### Excerpted text
· · ·

# Photo Tourny: Speed



## Kornowski

Speed: Looking for a picture that gives the impression of speed.

Rules:
Playing this tournament is simple:

A tournament involves 11 different members max.
The winner of the last tournament will give a theme, and those who want to participate will post their pictures (Only one per person). Please, No more than eleven participants total.

When all participants have entered their picture in the tournament (please submit a link along with your picture), I will then create another thread to vote on the pictures via a poll. Located in the Off Topic sub forum.

New Rules:
- No spot saving; you will only be counted if you have a picture submitted.
- Only one picture may be posted at a time, if you decide to change it, please edit the original post.
- No posting an image that has previously won a competition.

So in brief:
- Users who wish to participate please post your image within this thread followed by a link to the image source.
- After eleven participants have entered the tournament, a second thread will be made with a poll to vote on the pictures.
- If entering a slightly computer manipulated photo, please post the original along with it so users who are voting can see the difference.

Winners will simply be the one who gets the most votes. He/she will then create another thread in which they propose a different theme for the next tournament.

Please resize your pictures to no larger than 1280 x 1024.
This tournament will have 4 days of voting.

You are permitted to change your image but if you could just change the URL in your original post and leave an edited comment with it.


----------



## Kornowski




----------



## Geoff

http://www.photosbygeoff.com/photos/571159992_kFVPt-XL.jpg


----------



## Calibretto

http://pic.leech.it/i/44f18/a80b2083img1452.jpg


----------



## Respital

Finally i have something to enter in one of these tourney's.

· · ·

### Set tasks
A) In the speed photo tournament thread, update the passage starting at "A tournament involves" and ending at "won a competition.", replacing "Off Topic" with "General Discussion".
B) Please take the speed photo tournament thread further, picking up right after its final line.

Dataset excerpt:
· · ·

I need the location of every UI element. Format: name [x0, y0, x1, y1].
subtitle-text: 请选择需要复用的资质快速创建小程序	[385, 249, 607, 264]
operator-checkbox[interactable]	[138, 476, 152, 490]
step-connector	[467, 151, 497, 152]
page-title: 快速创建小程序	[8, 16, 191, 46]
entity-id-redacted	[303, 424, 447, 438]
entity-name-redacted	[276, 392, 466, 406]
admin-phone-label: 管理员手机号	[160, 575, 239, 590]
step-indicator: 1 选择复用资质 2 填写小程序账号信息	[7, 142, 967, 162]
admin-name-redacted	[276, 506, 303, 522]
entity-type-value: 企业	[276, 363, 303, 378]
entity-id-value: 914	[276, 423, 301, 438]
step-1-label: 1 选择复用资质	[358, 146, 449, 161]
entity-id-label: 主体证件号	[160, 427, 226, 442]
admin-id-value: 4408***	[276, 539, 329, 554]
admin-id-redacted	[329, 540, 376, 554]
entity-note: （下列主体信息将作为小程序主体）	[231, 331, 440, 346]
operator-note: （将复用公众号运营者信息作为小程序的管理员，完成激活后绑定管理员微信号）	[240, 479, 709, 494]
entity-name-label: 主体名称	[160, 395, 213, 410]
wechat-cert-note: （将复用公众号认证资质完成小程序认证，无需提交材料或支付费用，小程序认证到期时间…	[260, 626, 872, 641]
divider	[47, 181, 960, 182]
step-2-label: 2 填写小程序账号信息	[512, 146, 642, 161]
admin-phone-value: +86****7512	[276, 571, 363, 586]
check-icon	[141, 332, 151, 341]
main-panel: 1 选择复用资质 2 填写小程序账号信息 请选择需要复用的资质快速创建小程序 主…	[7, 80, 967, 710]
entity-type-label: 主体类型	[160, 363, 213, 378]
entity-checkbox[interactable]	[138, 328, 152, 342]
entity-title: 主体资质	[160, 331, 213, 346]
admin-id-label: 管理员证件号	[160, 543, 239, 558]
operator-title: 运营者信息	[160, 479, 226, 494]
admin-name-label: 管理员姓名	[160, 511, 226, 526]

· · ·

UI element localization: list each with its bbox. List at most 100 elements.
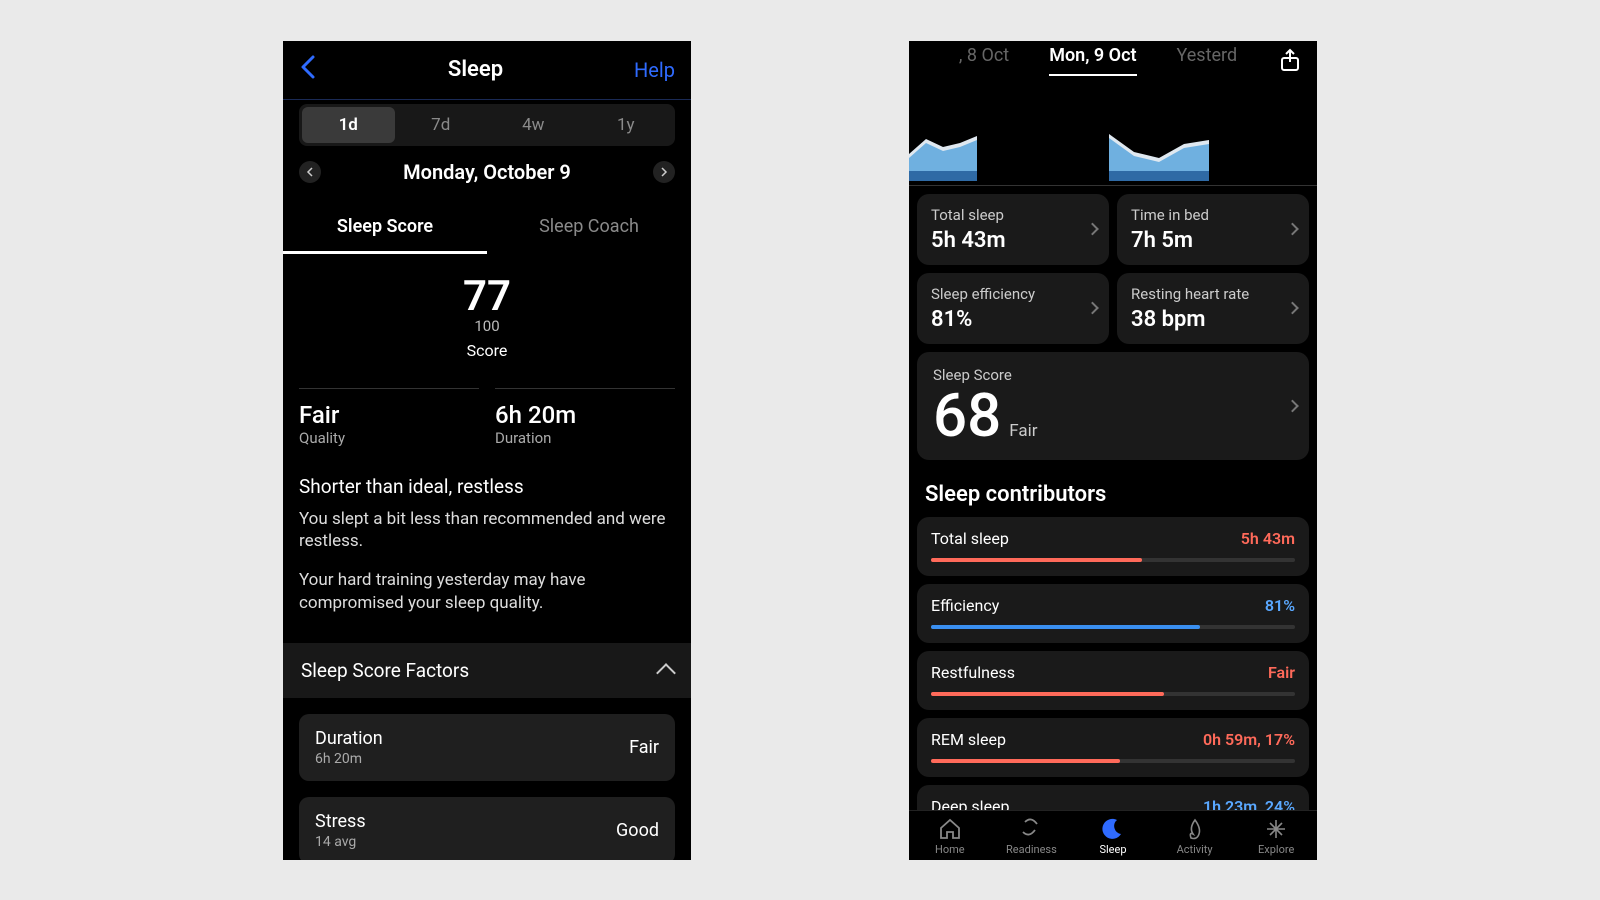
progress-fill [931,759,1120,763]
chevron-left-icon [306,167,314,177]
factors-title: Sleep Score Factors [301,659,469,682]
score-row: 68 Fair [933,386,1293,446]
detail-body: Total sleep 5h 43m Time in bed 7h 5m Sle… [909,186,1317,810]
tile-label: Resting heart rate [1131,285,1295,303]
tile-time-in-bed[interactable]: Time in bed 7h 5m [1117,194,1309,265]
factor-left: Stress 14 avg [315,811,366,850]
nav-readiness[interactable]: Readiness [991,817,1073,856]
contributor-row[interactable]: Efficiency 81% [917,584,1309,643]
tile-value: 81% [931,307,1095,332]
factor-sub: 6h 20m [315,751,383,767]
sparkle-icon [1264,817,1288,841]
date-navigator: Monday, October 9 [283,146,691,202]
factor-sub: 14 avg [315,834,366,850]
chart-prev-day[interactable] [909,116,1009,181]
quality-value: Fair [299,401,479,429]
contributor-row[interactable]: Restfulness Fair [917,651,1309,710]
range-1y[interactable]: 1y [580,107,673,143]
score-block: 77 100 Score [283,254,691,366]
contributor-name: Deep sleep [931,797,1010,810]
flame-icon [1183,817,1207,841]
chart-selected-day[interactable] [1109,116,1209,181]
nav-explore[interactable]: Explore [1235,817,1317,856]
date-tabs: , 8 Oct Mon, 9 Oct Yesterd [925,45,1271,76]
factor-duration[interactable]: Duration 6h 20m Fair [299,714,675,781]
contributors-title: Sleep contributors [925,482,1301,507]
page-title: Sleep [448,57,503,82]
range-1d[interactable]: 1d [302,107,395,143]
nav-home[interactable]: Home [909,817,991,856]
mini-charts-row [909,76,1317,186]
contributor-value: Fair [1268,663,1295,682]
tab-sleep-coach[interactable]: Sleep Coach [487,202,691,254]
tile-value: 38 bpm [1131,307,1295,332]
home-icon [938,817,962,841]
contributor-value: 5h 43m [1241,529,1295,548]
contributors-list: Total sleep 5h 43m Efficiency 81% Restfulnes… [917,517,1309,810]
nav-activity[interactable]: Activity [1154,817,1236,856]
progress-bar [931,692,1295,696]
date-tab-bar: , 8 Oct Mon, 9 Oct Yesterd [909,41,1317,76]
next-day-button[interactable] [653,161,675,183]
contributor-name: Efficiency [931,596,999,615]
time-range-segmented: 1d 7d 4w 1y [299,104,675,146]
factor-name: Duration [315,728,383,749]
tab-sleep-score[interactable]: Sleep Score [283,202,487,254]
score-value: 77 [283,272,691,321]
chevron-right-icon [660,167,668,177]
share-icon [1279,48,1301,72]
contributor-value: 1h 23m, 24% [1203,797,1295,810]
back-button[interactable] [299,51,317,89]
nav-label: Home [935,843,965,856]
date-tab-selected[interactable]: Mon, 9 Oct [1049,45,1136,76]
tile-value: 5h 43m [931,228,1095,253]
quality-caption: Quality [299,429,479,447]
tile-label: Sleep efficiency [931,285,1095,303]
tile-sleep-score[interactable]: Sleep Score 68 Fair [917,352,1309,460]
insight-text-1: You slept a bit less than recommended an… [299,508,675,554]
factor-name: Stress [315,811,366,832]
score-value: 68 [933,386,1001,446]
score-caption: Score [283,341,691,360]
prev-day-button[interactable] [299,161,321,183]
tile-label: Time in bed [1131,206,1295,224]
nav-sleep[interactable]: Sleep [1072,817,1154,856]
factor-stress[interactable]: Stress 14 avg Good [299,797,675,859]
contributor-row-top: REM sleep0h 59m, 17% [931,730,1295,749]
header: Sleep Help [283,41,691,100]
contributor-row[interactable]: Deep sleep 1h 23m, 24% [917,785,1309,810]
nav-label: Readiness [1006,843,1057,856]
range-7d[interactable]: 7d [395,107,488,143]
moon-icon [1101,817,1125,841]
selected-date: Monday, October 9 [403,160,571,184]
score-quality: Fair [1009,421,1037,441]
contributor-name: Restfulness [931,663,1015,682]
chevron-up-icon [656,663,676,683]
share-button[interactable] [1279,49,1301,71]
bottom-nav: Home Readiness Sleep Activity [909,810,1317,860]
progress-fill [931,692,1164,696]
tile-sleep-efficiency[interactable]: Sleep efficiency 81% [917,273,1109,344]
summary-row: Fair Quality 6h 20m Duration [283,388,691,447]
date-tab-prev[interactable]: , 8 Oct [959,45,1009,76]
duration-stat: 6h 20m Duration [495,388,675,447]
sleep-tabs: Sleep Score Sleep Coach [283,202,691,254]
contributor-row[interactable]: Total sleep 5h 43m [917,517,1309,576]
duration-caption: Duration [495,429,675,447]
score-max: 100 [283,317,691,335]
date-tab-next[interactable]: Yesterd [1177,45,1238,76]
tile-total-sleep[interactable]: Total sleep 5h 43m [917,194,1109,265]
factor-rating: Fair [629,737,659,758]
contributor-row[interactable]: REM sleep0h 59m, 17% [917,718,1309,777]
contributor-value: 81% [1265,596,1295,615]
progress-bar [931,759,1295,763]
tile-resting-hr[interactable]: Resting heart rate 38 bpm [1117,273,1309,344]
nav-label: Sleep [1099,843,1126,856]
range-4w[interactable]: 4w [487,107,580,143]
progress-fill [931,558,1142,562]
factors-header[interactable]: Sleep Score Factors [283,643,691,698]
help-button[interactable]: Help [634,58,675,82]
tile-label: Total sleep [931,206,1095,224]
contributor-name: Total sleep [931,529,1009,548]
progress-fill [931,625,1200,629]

· · ·

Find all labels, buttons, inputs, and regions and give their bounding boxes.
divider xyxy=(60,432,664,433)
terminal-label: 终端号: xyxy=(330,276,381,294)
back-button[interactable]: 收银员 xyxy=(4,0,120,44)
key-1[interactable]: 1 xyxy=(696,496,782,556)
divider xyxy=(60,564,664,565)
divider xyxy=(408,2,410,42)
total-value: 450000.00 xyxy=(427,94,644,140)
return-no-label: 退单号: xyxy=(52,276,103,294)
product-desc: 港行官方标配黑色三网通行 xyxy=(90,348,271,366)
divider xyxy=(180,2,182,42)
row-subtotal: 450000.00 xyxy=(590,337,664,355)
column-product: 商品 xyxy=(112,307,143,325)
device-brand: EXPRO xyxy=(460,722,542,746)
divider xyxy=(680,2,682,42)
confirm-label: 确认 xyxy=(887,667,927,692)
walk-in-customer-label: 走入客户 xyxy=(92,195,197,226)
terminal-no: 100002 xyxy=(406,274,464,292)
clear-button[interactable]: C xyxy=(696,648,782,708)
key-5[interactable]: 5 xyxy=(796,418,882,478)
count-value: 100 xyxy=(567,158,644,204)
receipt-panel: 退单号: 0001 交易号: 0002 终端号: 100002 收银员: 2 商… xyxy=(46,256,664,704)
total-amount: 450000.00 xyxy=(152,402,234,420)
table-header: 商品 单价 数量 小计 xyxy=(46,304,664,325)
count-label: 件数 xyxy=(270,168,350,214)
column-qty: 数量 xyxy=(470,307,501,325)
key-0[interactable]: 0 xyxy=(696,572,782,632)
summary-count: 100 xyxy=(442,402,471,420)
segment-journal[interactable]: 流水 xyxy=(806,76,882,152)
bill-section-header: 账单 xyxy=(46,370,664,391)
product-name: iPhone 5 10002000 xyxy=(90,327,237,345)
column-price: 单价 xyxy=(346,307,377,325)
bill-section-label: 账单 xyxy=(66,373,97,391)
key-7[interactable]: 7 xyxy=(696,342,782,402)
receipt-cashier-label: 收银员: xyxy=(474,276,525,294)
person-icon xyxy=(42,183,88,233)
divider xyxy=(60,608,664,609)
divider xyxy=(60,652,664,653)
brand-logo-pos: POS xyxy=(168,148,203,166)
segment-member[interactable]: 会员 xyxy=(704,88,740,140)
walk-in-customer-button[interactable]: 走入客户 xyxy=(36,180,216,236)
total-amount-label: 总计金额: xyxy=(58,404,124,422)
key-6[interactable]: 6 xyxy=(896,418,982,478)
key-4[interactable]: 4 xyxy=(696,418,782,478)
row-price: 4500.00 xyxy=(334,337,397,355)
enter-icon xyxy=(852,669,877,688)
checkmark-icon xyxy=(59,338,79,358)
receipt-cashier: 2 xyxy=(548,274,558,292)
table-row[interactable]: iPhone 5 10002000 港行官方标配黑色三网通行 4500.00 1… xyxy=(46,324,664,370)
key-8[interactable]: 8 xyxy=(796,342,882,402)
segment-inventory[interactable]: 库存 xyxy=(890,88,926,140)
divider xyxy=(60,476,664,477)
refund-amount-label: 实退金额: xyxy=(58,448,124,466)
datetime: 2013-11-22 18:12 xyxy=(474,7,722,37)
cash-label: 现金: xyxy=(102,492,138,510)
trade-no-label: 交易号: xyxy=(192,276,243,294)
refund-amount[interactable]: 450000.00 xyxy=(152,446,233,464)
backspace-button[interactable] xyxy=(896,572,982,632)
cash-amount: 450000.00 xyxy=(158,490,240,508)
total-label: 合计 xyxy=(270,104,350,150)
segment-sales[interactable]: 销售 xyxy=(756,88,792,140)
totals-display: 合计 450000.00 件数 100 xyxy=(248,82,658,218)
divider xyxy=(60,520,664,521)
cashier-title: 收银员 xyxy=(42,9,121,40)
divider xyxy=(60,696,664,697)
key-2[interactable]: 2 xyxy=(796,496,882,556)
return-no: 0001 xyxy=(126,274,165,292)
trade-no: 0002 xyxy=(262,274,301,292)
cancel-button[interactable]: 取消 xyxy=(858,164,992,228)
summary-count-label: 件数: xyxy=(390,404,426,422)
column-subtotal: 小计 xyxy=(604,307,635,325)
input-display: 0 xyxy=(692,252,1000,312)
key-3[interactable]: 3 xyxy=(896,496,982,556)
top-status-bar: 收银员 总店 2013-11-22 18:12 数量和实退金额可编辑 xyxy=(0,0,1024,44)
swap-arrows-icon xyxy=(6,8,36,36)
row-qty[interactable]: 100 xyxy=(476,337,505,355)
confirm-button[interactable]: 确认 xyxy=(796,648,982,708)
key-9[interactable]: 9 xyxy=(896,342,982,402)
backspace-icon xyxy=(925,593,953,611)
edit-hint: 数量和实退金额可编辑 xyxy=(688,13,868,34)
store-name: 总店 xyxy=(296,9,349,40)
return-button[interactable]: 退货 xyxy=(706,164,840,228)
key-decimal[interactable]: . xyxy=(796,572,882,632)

· · ·

### Answers provided
A)
A tournament involves 11 different members max.
The winner of the last tournament will give a theme, and those who want to participate will post their pictures (Only one per person). Please, No more than eleven participants total.

When all participants have entered their picture in the tournament (please submit a link along with your picture), I will then create another thread to vote on the pictures via a poll. Located in the General Discussion sub forum.

New Rules:
- No spot saving; you will only be counted if you have a picture submitted.
- Only one picture may be posted at a time, if you decide to change it, please edit the original post.
- No posting an image that has previously won a competition.

B)
http://img182.imageshack.us/img182/2901/dsc0376z.jpg


----------



## Kornowski

[-0MEGA-];1322469 said:
			
		

> http://www.photosbygeoff.com/photos/571159992_kFVPt-XL.jpg



I don't know, to me, that doesn't really suggest speed. It's more of just a long exposure shot.


----------



## Irishwhistle

Guess I might as well enter. 






http://fc06.deviantart.com/fs45/f/2009/081/d/d/Motion_by_jordannb.jpg


----------



## MBGraphics

Noooo!!! My website is down right now!! lol


----------



## ScOuT

When it rains in Afghanistan....roads wash away. That's a 13,000 pound M1151 going airborne at about 40mph


----------



## Ramodkk

> 13,000



Woah, never knew they were that heavy, lol awesome!


----------



## ScOuT

Ramomar said:


> Woah, never knew they were that heavy, lol awesome!



http://www.amgeneral.com/vehicles/hmmwv/expanded-capacity/details/m1151-with-ac

This is a stripped one with a curb weight of 7,500lbs and a gross weight of 11,500lbs. (Include armored doors...480lbs a piece, armored glass...about 200lbs per section...it's about 4 inches thick, ammo, guns, armored top, armored gun turret, radios, ect...) 13,000lbs might be a low estimate of what they weigh


----------



## MBGraphics

My website got back up just in time
http://www.m-b-photos.com/photos/436518639_s4Lqo-O.jpg


----------



## aviation_man

I see what someone does in their spare time^^^lol


----------



## MBGraphics

Lol, not anymore. I haven't raced R/C cars for a couple years now. Once I got my first DSLR and I got obsessed with photography I dropped the cars lol


----------



## aviation_man

lol but it's a nice pic, anyway.l


----------



## Ramodkk

That's an awesome shot Mike


----------



## MBGraphics

Thank you both


----------



## mac550

i so want one of these


----------



## Calibretto

>.>

It has to be a photo that you took yourself....


----------



## speedyink

I get a sense of speed from this picture, if it fails to reach the majority let me know and i'll change it.

http://fc03.deviantart.com/fs22/i/2007/338/1/3/Pidgeon_by_speedyink.jpg


----------



## Kornowski

S'all good, Sean!


----------



## speedyink

Kornowski said:


> S'all good, Sean!



:good:

I keep staring at it...it's weird how pigeons walk...I hear they keep their head still while they walk because their eyes blur during movement, lol


----------



## vroom_skies

In the same boat as Speedy, will this work for you Korn.
It was taken while we were going 30 mph or so.


----------



## vroom_skies

Lets bring this up


----------



## Geoff

Kornowski said:


> I don't know, to me, that doesn't really suggest speed. It's more of just a long exposure shot.


Hmmm, but it shows cars speeding along the highway.  It's your call, I don't have anything else so if you don't think it fits then feel free not to post it.


----------



## Kornowski

Well, it would show cars speeding along if the exposure wasn't so long, I'll let it in though.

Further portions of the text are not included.